**WHAT THE TASK REQUIRES**
Quote the blog post on computer-generated evidence in court word for word, starting at "Computer-generated evidence; New" and ending at "October 29, 2013.".

Friday, November 8, 2013

Computer-generated evidence; New research showing that animations in court can cause jury errors is being discussed this week at UK conference.

STORY: "Animations in court cause jury errors,"  by Susie Watts, published by the Economic and Social Research Council on October 29, 2013.

GIST: "Using animated evidence in court can confuse and bias a jury, according to new research. Computer-generated evidence (CGE) is frequently used in courts as a technique with which to demonstrate complex sequences of events, or collate different pieces of evidence into a more coherent picture. Famously used in the trials of Amanda Knox and in presenting evidence against Oscar Pistorious, one of the advantages of CGE is that it allows a number of different viewpoints to be examined in a way which is often not possible with still images. However, research suggests that using CGE may confuse and bias juries, leading to dangerous errors in judgement. The research by Professor Gareth Norris, a professor of criminology in the Department of Law and Criminology at Aberystwyth University, will be presented at an event as part of the Economic and Social Research Council’s (ESRC) annual Festival of Social Science........."Using animation in court can be useful, but it can also be extremely dangerous. While it may be quite useful for criminal justice officials to look at, when it is being used by lay people who aren't used to looking at it you have to be extremely careful. Simply manipulating angles or even colours of vehicles change people's perceptions of events." Professor Norris adds: "Psychology has much to offer the legal system in terms of establishing a range of advice about where and why potential problems might arise. Just as it seems incredible that we would have once put a child witness in a courtroom or introduced relatively unqualified 'experts' to offer advice, so it may also be that we allowed sophisticated techniques of persuasion without any real safeguards or guidelines." This research is being showcased at an event entitled 'Criminology, criminal justice and young people' on 5 November as part of the annual Festival of Social Science, run by the ESRC and taking place between 2-9 November 2013. "

**RECORD SET**

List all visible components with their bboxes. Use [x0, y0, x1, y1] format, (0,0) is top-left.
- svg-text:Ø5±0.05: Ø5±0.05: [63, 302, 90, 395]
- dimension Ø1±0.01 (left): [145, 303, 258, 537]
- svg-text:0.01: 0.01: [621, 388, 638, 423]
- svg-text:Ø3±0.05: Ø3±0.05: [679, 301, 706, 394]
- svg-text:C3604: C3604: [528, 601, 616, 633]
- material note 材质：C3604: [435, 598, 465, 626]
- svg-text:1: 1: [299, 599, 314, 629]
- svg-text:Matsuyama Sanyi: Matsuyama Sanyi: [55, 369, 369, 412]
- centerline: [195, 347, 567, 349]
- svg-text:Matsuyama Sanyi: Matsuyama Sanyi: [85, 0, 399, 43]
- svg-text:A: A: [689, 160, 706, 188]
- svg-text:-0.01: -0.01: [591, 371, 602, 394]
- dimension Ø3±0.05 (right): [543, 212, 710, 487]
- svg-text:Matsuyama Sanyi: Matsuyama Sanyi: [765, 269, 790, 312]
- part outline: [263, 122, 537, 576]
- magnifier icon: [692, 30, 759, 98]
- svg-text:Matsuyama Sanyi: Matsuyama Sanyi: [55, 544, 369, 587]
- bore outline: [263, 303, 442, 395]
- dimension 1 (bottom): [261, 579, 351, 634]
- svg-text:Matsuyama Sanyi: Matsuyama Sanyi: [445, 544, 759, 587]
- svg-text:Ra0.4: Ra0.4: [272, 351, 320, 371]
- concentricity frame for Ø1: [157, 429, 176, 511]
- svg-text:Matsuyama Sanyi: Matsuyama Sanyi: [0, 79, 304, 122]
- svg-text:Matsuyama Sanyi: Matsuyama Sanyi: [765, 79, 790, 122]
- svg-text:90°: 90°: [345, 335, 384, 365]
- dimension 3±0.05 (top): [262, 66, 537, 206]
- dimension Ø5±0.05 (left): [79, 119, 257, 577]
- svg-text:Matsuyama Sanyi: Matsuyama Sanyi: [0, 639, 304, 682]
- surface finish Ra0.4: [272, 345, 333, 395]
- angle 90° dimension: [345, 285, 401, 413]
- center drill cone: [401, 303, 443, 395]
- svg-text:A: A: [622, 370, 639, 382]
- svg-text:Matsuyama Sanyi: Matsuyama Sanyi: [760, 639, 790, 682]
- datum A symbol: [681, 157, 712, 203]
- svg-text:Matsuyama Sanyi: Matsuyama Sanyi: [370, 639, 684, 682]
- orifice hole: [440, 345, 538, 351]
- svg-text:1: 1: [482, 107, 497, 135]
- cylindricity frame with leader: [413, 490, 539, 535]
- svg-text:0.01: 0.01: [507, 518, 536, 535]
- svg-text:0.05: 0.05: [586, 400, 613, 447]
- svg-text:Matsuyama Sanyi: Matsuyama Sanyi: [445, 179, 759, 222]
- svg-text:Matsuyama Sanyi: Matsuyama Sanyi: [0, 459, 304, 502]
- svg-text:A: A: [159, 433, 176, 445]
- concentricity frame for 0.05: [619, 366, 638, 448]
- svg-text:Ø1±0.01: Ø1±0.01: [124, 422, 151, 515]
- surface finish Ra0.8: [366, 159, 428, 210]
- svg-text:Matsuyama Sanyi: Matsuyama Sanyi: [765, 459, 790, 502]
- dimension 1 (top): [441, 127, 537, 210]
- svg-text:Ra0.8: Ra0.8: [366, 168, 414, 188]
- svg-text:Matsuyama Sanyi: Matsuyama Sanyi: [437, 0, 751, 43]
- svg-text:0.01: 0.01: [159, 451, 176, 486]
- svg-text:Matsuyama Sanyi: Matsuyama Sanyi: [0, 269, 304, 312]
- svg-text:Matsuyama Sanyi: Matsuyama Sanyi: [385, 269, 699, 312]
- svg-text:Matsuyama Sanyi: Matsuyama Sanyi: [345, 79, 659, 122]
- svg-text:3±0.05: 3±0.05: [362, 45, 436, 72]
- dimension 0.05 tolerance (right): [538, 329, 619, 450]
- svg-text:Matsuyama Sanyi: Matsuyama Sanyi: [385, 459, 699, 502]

--

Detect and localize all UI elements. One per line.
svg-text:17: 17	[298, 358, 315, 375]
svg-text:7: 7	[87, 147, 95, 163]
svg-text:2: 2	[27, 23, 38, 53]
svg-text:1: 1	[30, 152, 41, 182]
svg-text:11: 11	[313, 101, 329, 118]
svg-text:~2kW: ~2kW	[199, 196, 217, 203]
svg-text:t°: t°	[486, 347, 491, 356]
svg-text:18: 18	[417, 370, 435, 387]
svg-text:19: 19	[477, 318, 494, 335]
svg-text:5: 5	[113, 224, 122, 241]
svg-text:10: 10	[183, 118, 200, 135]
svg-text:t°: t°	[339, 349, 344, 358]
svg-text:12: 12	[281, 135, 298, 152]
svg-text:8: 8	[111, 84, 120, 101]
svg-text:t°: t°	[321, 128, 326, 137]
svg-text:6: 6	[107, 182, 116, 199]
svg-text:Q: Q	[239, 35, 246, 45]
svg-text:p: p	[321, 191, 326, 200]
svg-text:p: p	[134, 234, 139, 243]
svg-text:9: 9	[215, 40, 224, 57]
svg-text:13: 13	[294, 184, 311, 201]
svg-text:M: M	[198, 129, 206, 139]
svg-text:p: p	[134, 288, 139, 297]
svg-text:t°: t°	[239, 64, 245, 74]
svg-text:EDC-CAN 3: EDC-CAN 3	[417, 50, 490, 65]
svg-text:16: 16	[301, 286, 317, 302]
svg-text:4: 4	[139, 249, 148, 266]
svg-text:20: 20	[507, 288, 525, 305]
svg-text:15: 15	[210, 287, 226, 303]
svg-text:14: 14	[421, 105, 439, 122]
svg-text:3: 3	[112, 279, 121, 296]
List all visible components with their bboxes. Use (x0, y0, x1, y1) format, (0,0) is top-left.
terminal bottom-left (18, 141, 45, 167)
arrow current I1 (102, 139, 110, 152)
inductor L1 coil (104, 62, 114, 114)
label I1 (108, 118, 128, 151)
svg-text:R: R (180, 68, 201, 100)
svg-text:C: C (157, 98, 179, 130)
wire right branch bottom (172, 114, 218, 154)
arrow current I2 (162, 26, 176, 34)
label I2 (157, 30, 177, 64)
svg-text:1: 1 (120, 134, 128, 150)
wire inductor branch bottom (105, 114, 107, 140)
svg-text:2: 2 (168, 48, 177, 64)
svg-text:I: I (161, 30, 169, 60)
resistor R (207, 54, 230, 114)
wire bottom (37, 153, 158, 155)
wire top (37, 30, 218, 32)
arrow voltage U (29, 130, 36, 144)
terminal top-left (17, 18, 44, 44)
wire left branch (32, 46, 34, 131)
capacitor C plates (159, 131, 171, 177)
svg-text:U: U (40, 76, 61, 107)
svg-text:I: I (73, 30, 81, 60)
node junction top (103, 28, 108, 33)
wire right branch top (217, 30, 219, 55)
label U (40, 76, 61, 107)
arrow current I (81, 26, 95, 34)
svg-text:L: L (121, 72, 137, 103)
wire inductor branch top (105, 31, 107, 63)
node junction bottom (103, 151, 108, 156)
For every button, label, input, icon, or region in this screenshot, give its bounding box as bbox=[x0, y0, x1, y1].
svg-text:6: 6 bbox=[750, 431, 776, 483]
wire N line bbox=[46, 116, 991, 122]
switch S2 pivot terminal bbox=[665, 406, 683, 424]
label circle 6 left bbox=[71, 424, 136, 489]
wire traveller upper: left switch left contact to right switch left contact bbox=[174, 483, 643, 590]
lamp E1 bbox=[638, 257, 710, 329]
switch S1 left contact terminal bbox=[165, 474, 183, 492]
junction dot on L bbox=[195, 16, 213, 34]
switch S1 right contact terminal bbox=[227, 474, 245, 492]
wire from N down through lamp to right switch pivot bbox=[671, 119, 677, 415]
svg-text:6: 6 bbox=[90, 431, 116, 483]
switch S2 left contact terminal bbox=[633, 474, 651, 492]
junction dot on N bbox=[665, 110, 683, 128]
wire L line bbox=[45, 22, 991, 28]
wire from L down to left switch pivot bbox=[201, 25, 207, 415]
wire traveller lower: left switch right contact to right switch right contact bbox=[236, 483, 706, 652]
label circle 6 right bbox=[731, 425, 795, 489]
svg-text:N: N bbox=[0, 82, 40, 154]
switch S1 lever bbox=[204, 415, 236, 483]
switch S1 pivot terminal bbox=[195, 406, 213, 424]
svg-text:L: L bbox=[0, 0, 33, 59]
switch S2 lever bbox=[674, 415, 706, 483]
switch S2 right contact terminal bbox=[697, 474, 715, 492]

**SOLUTION TO THE EXERCISE**
Computer-generated evidence; New research showing that animations in court can cause jury errors is being discussed this week at UK conference.

STORY: "Animations in court cause jury errors,"  by Susie Watts, published by the Economic and Social Research Council on October 29, 2013.